▸ WRITTEN EXERCISE
Give the material again in full, matching it exactly.

▸ RECORD LIST
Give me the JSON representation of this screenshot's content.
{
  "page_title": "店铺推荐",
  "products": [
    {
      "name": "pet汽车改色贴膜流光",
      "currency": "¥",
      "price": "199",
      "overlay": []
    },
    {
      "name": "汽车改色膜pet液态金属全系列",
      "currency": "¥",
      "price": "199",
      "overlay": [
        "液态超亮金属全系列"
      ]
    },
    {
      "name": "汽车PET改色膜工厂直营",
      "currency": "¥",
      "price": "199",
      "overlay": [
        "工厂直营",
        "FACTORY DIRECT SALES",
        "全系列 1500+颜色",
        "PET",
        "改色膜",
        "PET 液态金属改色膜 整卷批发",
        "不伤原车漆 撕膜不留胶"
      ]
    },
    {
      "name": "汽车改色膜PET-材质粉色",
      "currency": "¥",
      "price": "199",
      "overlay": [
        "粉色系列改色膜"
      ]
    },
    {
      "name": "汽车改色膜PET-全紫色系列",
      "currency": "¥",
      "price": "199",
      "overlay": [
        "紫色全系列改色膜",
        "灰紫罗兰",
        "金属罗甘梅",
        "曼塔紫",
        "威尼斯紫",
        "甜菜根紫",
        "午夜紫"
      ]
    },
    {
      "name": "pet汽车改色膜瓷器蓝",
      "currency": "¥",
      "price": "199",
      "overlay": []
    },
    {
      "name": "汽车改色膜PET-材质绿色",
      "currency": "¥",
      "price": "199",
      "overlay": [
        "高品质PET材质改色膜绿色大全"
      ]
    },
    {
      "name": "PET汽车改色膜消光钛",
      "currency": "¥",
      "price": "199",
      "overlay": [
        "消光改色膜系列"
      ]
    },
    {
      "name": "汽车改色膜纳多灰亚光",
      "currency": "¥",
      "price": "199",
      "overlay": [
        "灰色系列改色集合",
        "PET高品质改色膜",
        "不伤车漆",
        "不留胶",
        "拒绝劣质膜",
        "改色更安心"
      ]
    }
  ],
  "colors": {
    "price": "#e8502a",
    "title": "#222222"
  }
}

▸ EXPECTED ANSWER
Give me the JSON representation of this screenshot's content.
{
  "page_title": "店铺推荐",
  "products": [
    {
      "name": "pet汽车改色贴膜流光",
      "currency": "¥",
      "price": "199",
      "overlay": []
    },
    {
      "name": "汽车改色膜pet液态金属全系列",
      "currency": "¥",
      "price": "199",
      "overlay": [
        "液态超亮金属全系列"
      ]
    },
    {
      "name": "汽车PET改色膜工厂直营",
      "currency": "¥",
      "price": "199",
      "overlay": [
        "工厂直营",
        "FACTORY DIRECT SALES",
        "全系列 1500+颜色",
        "PET",
        "改色膜",
        "PET 液态金属改色膜 整卷批发",
        "不伤原车漆 撕膜不留胶"
      ]
    },
    {
      "name": "汽车改色膜PET-材质粉色",
      "currency": "¥",
      "price": "199",
      "overlay": [
        "粉色系列改色膜"
      ]
    },
    {
      "name": "汽车改色膜PET-全紫色系列",
      "currency": "¥",
      "price": "199",
      "overlay": [
        "紫色全系列改色膜",
        "灰紫罗兰",
        "金属罗甘梅",
        "曼塔紫",
        "威尼斯紫",
        "甜菜根紫",
        "午夜紫"
      ]
    },
    {
      "name": "pet汽车改色膜瓷器蓝",
      "currency": "¥",
      "price": "199",
      "overlay": []
    },
    {
      "name": "汽车改色膜PET-材质绿色",
      "currency": "¥",
      "price": "199",
      "overlay": [
        "高品质PET材质改色膜绿色大全"
      ]
    },
    {
      "name": "PET汽车改色膜消光钛",
      "currency": "¥",
      "price": "199",
      "overlay": [
        "消光改色膜系列"
      ]
    },
    {
      "name": "汽车改色膜纳多灰亚光",
      "currency": "¥",
      "price": "199",
      "overlay": [
        "灰色系列改色集合",
        "PET高品质改色膜",
        "不伤车漆",
        "不留胶",
        "拒绝劣质膜",
        "改色更安心"
      ]
    }
  ],
  "colors": {
    "price": "#e8502a",
    "title": "#222222"
  }
}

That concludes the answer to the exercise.